(Saved entries)
● ● ● ● ●
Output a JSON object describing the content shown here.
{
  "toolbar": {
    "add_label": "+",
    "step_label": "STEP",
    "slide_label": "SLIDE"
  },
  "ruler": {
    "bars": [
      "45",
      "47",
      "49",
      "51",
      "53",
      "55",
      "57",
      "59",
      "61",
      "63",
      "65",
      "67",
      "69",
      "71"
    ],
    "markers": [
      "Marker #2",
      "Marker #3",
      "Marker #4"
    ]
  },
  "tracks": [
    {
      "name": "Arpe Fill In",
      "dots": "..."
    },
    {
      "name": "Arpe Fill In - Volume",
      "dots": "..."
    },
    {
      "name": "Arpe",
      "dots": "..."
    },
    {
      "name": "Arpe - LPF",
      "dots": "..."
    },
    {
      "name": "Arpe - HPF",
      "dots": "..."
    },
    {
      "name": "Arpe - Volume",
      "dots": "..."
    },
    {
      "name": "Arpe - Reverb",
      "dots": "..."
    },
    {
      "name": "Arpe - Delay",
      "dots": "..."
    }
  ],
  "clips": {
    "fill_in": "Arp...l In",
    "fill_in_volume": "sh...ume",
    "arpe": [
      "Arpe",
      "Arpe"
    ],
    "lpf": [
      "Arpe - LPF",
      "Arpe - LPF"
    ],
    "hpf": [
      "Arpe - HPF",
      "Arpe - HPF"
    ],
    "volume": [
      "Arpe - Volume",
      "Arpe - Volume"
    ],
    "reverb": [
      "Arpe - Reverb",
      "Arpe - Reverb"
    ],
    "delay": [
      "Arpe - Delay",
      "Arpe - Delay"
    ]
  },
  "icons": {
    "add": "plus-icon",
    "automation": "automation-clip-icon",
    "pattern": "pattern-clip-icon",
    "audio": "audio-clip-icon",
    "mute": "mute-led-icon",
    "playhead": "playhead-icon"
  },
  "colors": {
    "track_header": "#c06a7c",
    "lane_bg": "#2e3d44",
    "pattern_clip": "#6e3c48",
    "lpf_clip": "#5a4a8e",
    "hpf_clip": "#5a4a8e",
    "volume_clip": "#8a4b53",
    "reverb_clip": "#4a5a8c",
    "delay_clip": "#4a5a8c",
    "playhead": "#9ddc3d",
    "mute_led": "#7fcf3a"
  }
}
● ● ● ● ●
◆ WHAT TO PRODUCE ◆
Repeat back the data above, exact to the last character.

◆ RESPONSE ◆
Output a JSON object describing the content shown here.
{
  "toolbar": {
    "add_label": "+",
    "step_label": "STEP",
    "slide_label": "SLIDE"
  },
  "ruler": {
    "bars": [
      "45",
      "47",
      "49",
      "51",
      "53",
      "55",
      "57",
      "59",
      "61",
      "63",
      "65",
      "67",
      "69",
      "71"
    ],
    "markers": [
      "Marker #2",
      "Marker #3",
      "Marker #4"
    ]
  },
  "tracks": [
    {
      "name": "Arpe Fill In",
      "dots": "..."
    },
    {
      "name": "Arpe Fill In - Volume",
      "dots": "..."
    },
    {
      "name": "Arpe",
      "dots": "..."
    },
    {
      "name": "Arpe - LPF",
      "dots": "..."
    },
    {
      "name": "Arpe - HPF",
      "dots": "..."
    },
    {
      "name": "Arpe - Volume",
      "dots": "..."
    },
    {
      "name": "Arpe - Reverb",
      "dots": "..."
    },
    {
      "name": "Arpe - Delay",
      "dots": "..."
    }
  ],
  "clips": {
    "fill_in": "Arp...l In",
    "fill_in_volume": "sh...ume",
    "arpe": [
      "Arpe",
      "Arpe"
    ],
    "lpf": [
      "Arpe - LPF",
      "Arpe - LPF"
    ],
    "hpf": [
      "Arpe - HPF",
      "Arpe - HPF"
    ],
    "volume": [
      "Arpe - Volume",
      "Arpe - Volume"
    ],
    "reverb": [
      "Arpe - Reverb",
      "Arpe - Reverb"
    ],
    "delay": [
      "Arpe - Delay",
      "Arpe - Delay"
    ]
  },
  "icons": {
    "add": "plus-icon",
    "automation": "automation-clip-icon",
    "pattern": "pattern-clip-icon",
    "audio": "audio-clip-icon",
    "mute": "mute-led-icon",
    "playhead": "playhead-icon"
  },
  "colors": {
    "track_header": "#c06a7c",
    "lane_bg": "#2e3d44",
    "pattern_clip": "#6e3c48",
    "lpf_clip": "#5a4a8e",
    "hpf_clip": "#5a4a8e",
    "volume_clip": "#8a4b53",
    "reverb_clip": "#4a5a8c",
    "delay_clip": "#4a5a8c",
    "playhead": "#9ddc3d",
    "mute_led": "#7fcf3a"
  }
}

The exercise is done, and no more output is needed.